▶ [INFORMATION SUPPLIED]:
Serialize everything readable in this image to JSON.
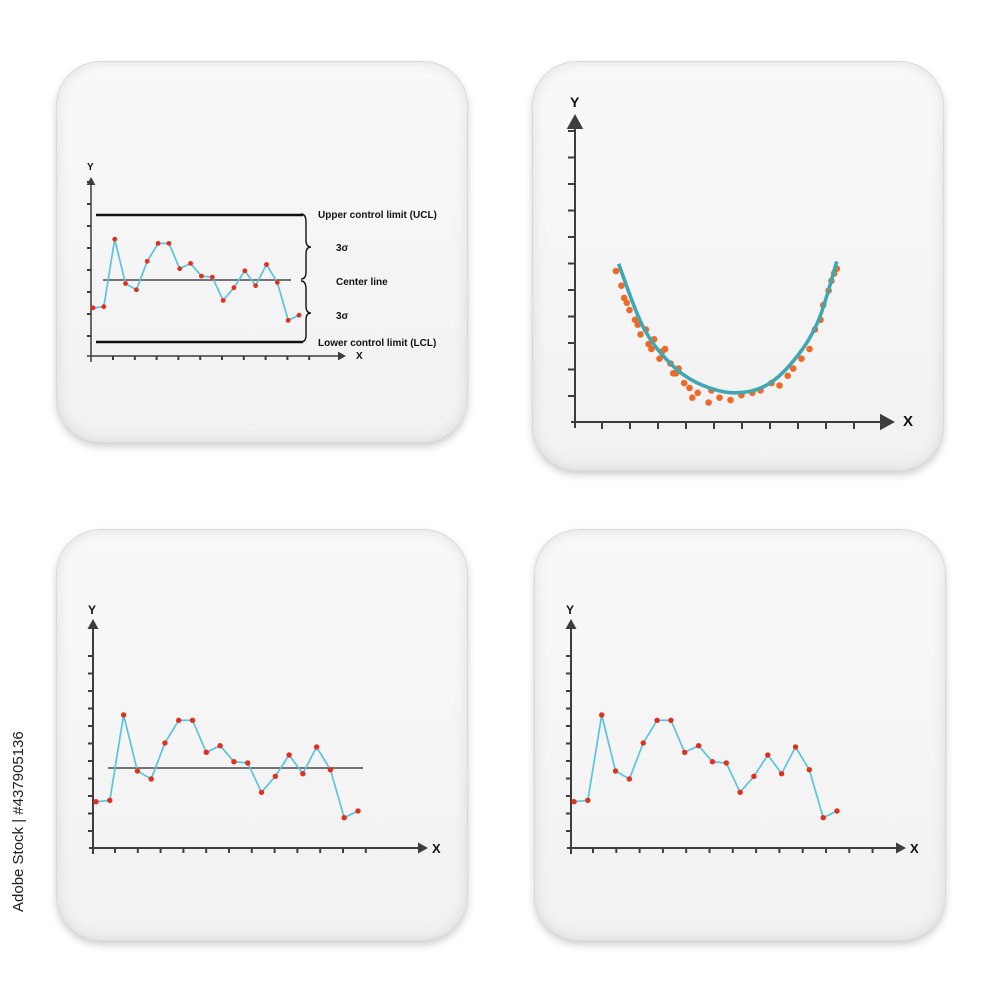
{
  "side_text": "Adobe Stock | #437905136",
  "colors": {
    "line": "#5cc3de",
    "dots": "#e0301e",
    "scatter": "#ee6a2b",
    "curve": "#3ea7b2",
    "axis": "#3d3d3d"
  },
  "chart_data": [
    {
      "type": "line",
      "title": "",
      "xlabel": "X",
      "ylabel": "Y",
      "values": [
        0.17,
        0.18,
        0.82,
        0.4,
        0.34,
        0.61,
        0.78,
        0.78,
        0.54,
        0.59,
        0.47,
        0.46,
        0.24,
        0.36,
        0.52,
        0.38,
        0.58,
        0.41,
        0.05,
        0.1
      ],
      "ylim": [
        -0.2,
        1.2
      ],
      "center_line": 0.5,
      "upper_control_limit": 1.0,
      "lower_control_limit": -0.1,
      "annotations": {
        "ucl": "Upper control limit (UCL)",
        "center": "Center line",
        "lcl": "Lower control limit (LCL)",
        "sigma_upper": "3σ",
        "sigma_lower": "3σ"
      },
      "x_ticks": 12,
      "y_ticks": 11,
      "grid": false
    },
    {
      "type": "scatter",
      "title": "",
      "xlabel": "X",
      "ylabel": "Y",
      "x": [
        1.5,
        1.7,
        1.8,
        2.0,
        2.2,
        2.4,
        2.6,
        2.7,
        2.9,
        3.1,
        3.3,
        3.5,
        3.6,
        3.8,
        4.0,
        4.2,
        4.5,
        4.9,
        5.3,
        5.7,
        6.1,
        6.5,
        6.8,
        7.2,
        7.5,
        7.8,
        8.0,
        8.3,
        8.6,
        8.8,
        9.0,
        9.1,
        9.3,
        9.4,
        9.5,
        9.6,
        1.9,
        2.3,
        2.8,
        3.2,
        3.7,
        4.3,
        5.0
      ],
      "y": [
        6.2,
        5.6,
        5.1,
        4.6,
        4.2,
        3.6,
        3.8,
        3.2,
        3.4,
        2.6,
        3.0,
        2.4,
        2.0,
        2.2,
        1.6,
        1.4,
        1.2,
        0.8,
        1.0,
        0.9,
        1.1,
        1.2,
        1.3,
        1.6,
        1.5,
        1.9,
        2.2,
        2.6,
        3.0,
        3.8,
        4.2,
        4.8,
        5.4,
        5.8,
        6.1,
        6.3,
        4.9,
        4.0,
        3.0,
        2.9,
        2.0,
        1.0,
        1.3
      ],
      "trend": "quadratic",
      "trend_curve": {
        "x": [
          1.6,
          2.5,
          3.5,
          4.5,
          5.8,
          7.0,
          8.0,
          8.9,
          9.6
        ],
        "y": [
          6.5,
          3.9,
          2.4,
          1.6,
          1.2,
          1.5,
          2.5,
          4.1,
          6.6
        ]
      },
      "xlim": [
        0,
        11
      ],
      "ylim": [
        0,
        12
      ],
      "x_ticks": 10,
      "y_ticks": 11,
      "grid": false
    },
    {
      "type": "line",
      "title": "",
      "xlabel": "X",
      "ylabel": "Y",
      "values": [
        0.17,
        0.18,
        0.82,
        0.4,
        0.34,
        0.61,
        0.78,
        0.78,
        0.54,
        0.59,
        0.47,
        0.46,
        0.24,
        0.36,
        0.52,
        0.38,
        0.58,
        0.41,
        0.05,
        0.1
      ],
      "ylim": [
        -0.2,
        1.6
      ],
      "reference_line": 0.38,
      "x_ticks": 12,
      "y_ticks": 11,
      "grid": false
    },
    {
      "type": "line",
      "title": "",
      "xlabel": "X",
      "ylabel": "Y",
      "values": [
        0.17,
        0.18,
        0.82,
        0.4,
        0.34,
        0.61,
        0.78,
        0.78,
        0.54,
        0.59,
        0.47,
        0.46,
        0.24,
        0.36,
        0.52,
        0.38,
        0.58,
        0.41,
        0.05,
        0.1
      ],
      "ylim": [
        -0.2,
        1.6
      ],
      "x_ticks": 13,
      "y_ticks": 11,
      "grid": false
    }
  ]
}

▶ [PROBLEM]: The material above must be printed exactly, with its pictures left out.

▶ [CORRECT ANSWER]:
Serialize everything readable in this image to JSON.
{
  "side_text": "Adobe Stock | #437905136",
  "colors": {
    "line": "#5cc3de",
    "dots": "#e0301e",
    "scatter": "#ee6a2b",
    "curve": "#3ea7b2",
    "axis": "#3d3d3d"
  },
  "chart_data": [
    {
      "type": "line",
      "title": "",
      "xlabel": "X",
      "ylabel": "Y",
      "values": [
        0.17,
        0.18,
        0.82,
        0.4,
        0.34,
        0.61,
        0.78,
        0.78,
        0.54,
        0.59,
        0.47,
        0.46,
        0.24,
        0.36,
        0.52,
        0.38,
        0.58,
        0.41,
        0.05,
        0.1
      ],
      "ylim": [
        -0.2,
        1.2
      ],
      "center_line": 0.5,
      "upper_control_limit": 1.0,
      "lower_control_limit": -0.1,
      "annotations": {
        "ucl": "Upper control limit (UCL)",
        "center": "Center line",
        "lcl": "Lower control limit (LCL)",
        "sigma_upper": "3σ",
        "sigma_lower": "3σ"
      },
      "x_ticks": 12,
      "y_ticks": 11,
      "grid": false
    },
    {
      "type": "scatter",
      "title": "",
      "xlabel": "X",
      "ylabel": "Y",
      "x": [
        1.5,
        1.7,
        1.8,
        2.0,
        2.2,
        2.4,
        2.6,
        2.7,
        2.9,
        3.1,
        3.3,
        3.5,
        3.6,
        3.8,
        4.0,
        4.2,
        4.5,
        4.9,
        5.3,
        5.7,
        6.1,
        6.5,
        6.8,
        7.2,
        7.5,
        7.8,
        8.0,
        8.3,
        8.6,
        8.8,
        9.0,
        9.1,
        9.3,
        9.4,
        9.5,
        9.6,
        1.9,
        2.3,
        2.8,
        3.2,
        3.7,
        4.3,
        5.0
      ],
      "y": [
        6.2,
        5.6,
        5.1,
        4.6,
        4.2,
        3.6,
        3.8,
        3.2,
        3.4,
        2.6,
        3.0,
        2.4,
        2.0,
        2.2,
        1.6,
        1.4,
        1.2,
        0.8,
        1.0,
        0.9,
        1.1,
        1.2,
        1.3,
        1.6,
        1.5,
        1.9,
        2.2,
        2.6,
        3.0,
        3.8,
        4.2,
        4.8,
        5.4,
        5.8,
        6.1,
        6.3,
        4.9,
        4.0,
        3.0,
        2.9,
        2.0,
        1.0,
        1.3
      ],
      "trend": "quadratic",
      "trend_curve": {
        "x": [
          1.6,
          2.5,
          3.5,
          4.5,
          5.8,
          7.0,
          8.0,
          8.9,
          9.6
        ],
        "y": [
          6.5,
          3.9,
          2.4,
          1.6,
          1.2,
          1.5,
          2.5,
          4.1,
          6.6
        ]
      },
      "xlim": [
        0,
        11
      ],
      "ylim": [
        0,
        12
      ],
      "x_ticks": 10,
      "y_ticks": 11,
      "grid": false
    },
    {
      "type": "line",
      "title": "",
      "xlabel": "X",
      "ylabel": "Y",
      "values": [
        0.17,
        0.18,
        0.82,
        0.4,
        0.34,
        0.61,
        0.78,
        0.78,
        0.54,
        0.59,
        0.47,
        0.46,
        0.24,
        0.36,
        0.52,
        0.38,
        0.58,
        0.41,
        0.05,
        0.1
      ],
      "ylim": [
        -0.2,
        1.6
      ],
      "reference_line": 0.38,
      "x_ticks": 12,
      "y_ticks": 11,
      "grid": false
    },
    {
      "type": "line",
      "title": "",
      "xlabel": "X",
      "ylabel": "Y",
      "values": [
        0.17,
        0.18,
        0.82,
        0.4,
        0.34,
        0.61,
        0.78,
        0.78,
        0.54,
        0.59,
        0.47,
        0.46,
        0.24,
        0.36,
        0.52,
        0.38,
        0.58,
        0.41,
        0.05,
        0.1
      ],
      "ylim": [
        -0.2,
        1.6
      ],
      "x_ticks": 13,
      "y_ticks": 11,
      "grid": false
    }
  ]
}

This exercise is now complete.